§ **Task data**:
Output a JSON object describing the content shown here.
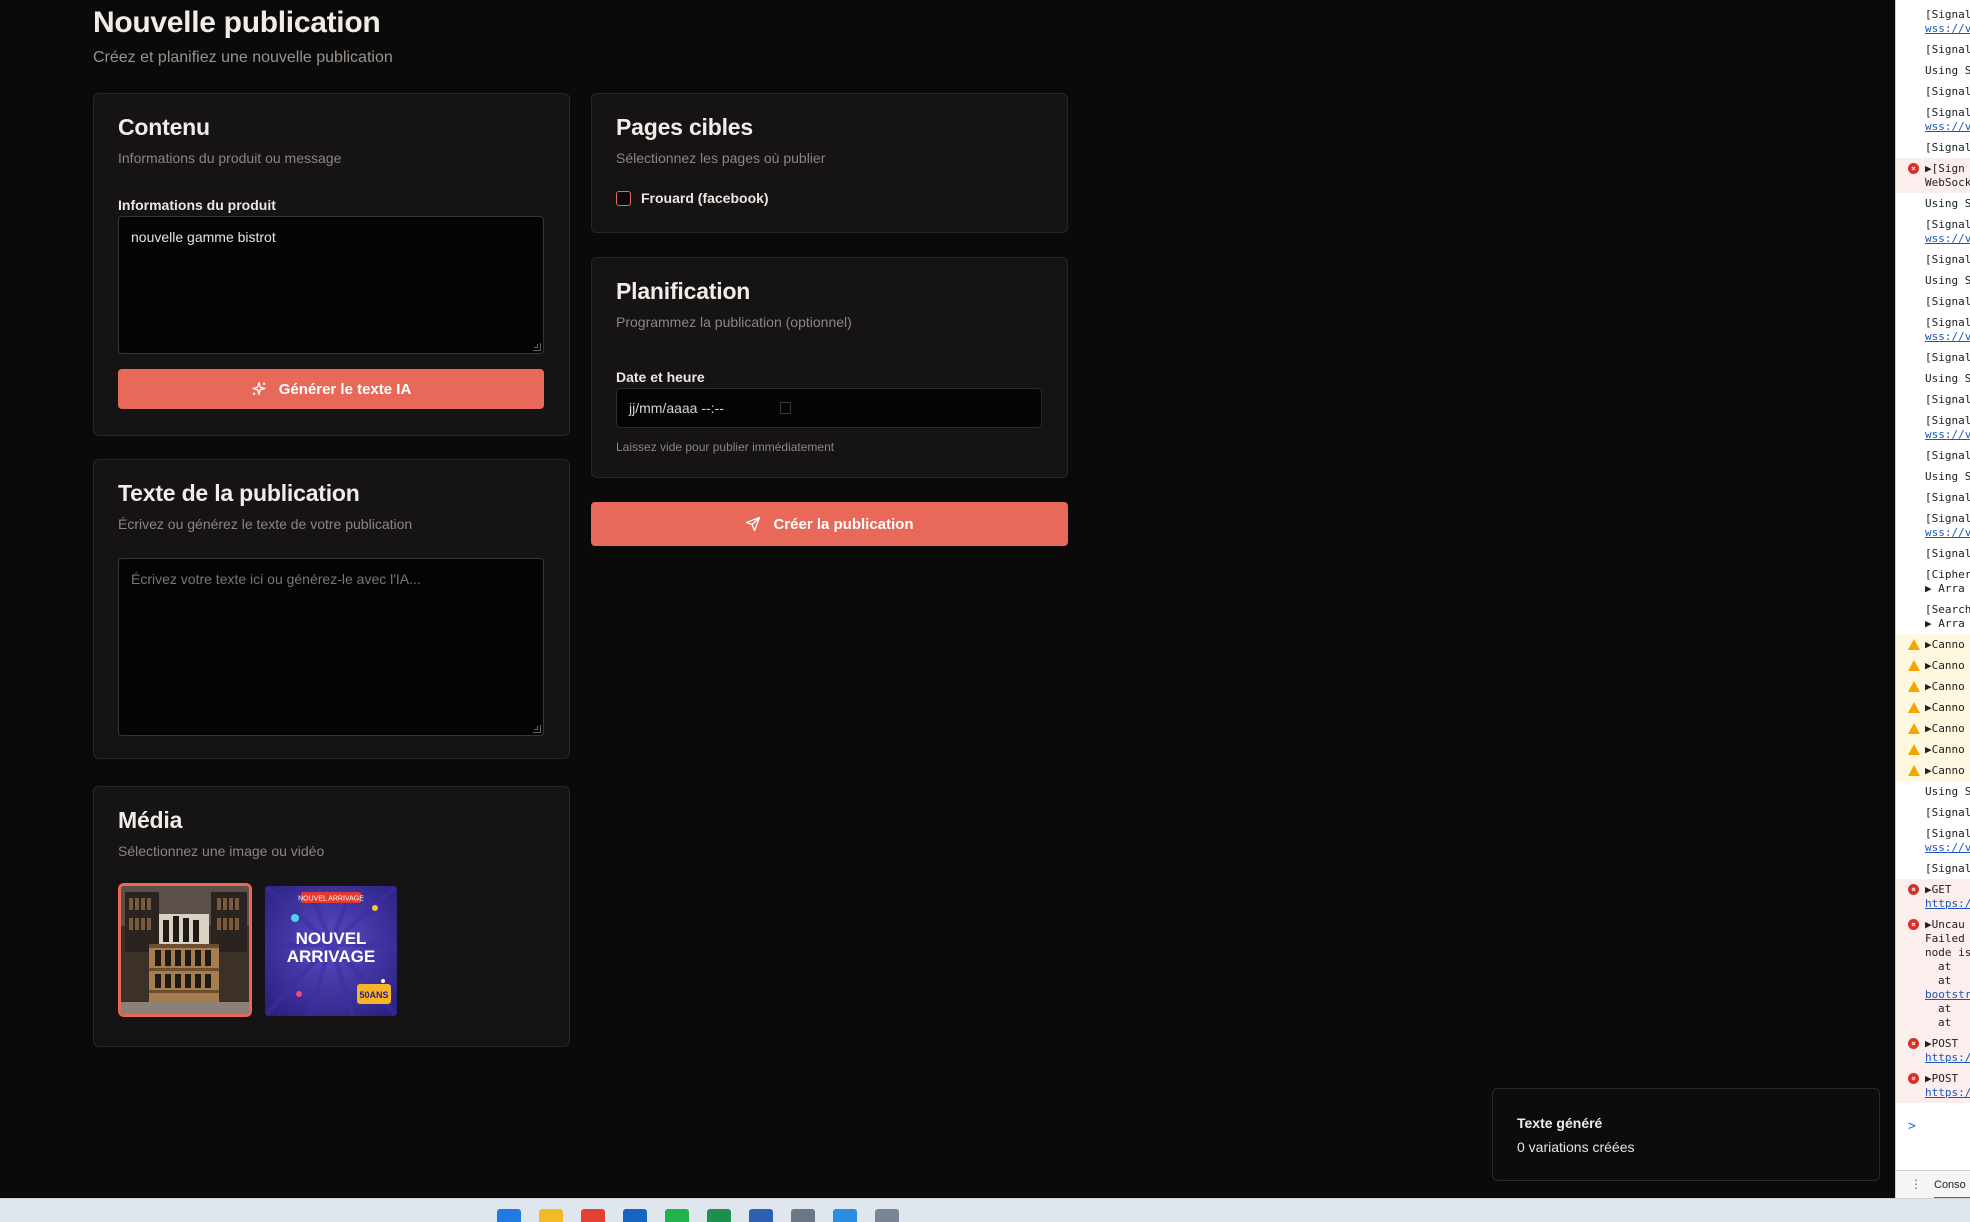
{
  "page": {
    "title": "Nouvelle publication",
    "subtitle": "Créez et planifiez une nouvelle publication"
  },
  "content_card": {
    "title": "Contenu",
    "subtitle": "Informations du produit ou message",
    "field_label": "Informations du produit",
    "field_value": "nouvelle gamme bistrot",
    "generate_button": "Générer le texte IA"
  },
  "text_card": {
    "title": "Texte de la publication",
    "subtitle": "Écrivez ou générez le texte de votre publication",
    "placeholder": "Écrivez votre texte ici ou générez-le avec l'IA..."
  },
  "media_card": {
    "title": "Média",
    "subtitle": "Sélectionnez une image ou vidéo",
    "thumbnails": [
      {
        "name": "store-display-photo",
        "selected": true
      },
      {
        "name": "nouvel-arrivage-poster",
        "selected": false,
        "text_main": "NOUVEL ARRIVAGE",
        "text_banner": "NOUVEL ARRIVAGE",
        "text_badge": "50ANS"
      }
    ]
  },
  "pages_card": {
    "title": "Pages cibles",
    "subtitle": "Sélectionnez les pages où publier",
    "pages": [
      {
        "label": "Frouard (facebook)",
        "checked": false
      }
    ]
  },
  "schedule_card": {
    "title": "Planification",
    "subtitle": "Programmez la publication (optionnel)",
    "field_label": "Date et heure",
    "date_placeholder": "jj/mm/aaaa --:--",
    "hint": "Laissez vide pour publier immédiatement"
  },
  "create_button": "Créer la publication",
  "toast": {
    "title": "Texte généré",
    "description": "0 variations créées"
  },
  "devtools": {
    "lines": [
      {
        "kind": "info",
        "text": "[Signal",
        "sub": "wss://v"
      },
      {
        "kind": "info",
        "text": "[Signal"
      },
      {
        "kind": "info",
        "text": "Using S"
      },
      {
        "kind": "info",
        "text": "[Signal"
      },
      {
        "kind": "info",
        "text": "[Signal",
        "sub": "wss://v"
      },
      {
        "kind": "info",
        "text": "[Signal"
      },
      {
        "kind": "error",
        "text": "▶[Sign",
        "sub": "WebSock"
      },
      {
        "kind": "info",
        "text": "Using S"
      },
      {
        "kind": "info",
        "text": "[Signal",
        "sub": "wss://v"
      },
      {
        "kind": "info",
        "text": "[Signal"
      },
      {
        "kind": "info",
        "text": "Using S"
      },
      {
        "kind": "info",
        "text": "[Signal"
      },
      {
        "kind": "info",
        "text": "[Signal",
        "sub": "wss://v"
      },
      {
        "kind": "info",
        "text": "[Signal"
      },
      {
        "kind": "info",
        "text": "Using S"
      },
      {
        "kind": "info",
        "text": "[Signal"
      },
      {
        "kind": "info",
        "text": "[Signal",
        "sub": "wss://v"
      },
      {
        "kind": "info",
        "text": "[Signal"
      },
      {
        "kind": "info",
        "text": "Using S"
      },
      {
        "kind": "info",
        "text": "[Signal"
      },
      {
        "kind": "info",
        "text": "[Signal",
        "sub": "wss://v"
      },
      {
        "kind": "info",
        "text": "[Signal"
      },
      {
        "kind": "info",
        "text": "[Cipher",
        "sub": "▶ Arra"
      },
      {
        "kind": "info",
        "text": "[Search",
        "sub": "▶ Arra"
      },
      {
        "kind": "warn",
        "text": "▶Canno"
      },
      {
        "kind": "warn",
        "text": "▶Canno"
      },
      {
        "kind": "warn",
        "text": "▶Canno"
      },
      {
        "kind": "warn",
        "text": "▶Canno"
      },
      {
        "kind": "warn",
        "text": "▶Canno"
      },
      {
        "kind": "warn",
        "text": "▶Canno"
      },
      {
        "kind": "warn",
        "text": "▶Canno"
      },
      {
        "kind": "info",
        "text": "Using S"
      },
      {
        "kind": "info",
        "text": "[Signal"
      },
      {
        "kind": "info",
        "text": "[Signal",
        "sub": "wss://v"
      },
      {
        "kind": "info",
        "text": "[Signal"
      },
      {
        "kind": "error",
        "text": "▶GET",
        "sub": "https:/"
      },
      {
        "kind": "error",
        "text": "▶Uncau",
        "extra": [
          "Failed",
          "node is",
          "at",
          "at",
          "bootstr",
          "at",
          "at"
        ]
      },
      {
        "kind": "error",
        "text": "▶POST",
        "sub": "https:/"
      },
      {
        "kind": "error",
        "text": "▶POST",
        "sub": "https:/"
      }
    ],
    "prompt": ">",
    "tab_label": "Conso"
  },
  "taskbar": {
    "icons": [
      {
        "name": "windows-start-icon",
        "color": "#1f7be0"
      },
      {
        "name": "file-explorer-icon",
        "color": "#f2b928"
      },
      {
        "name": "chrome-icon",
        "color": "#e34133"
      },
      {
        "name": "outlook-icon",
        "color": "#1564c0"
      },
      {
        "name": "whatsapp-icon",
        "color": "#22b14c"
      },
      {
        "name": "excel-icon",
        "color": "#1e8f4e"
      },
      {
        "name": "app-icon",
        "color": "#2e5fb0"
      },
      {
        "name": "settings-icon",
        "color": "#6b7785"
      },
      {
        "name": "store-icon",
        "color": "#2b8de2"
      },
      {
        "name": "settings-alt-icon",
        "color": "#7a8593"
      }
    ]
  }
}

§ **Aim of the exercise**: Where a line contains the string "générez", extract that line.

§ **Exercise output**:
    "subtitle": "Écrivez ou générez le texte de votre publication",
    "placeholder": "Écrivez votre texte ici ou générez-le avec l'IA..."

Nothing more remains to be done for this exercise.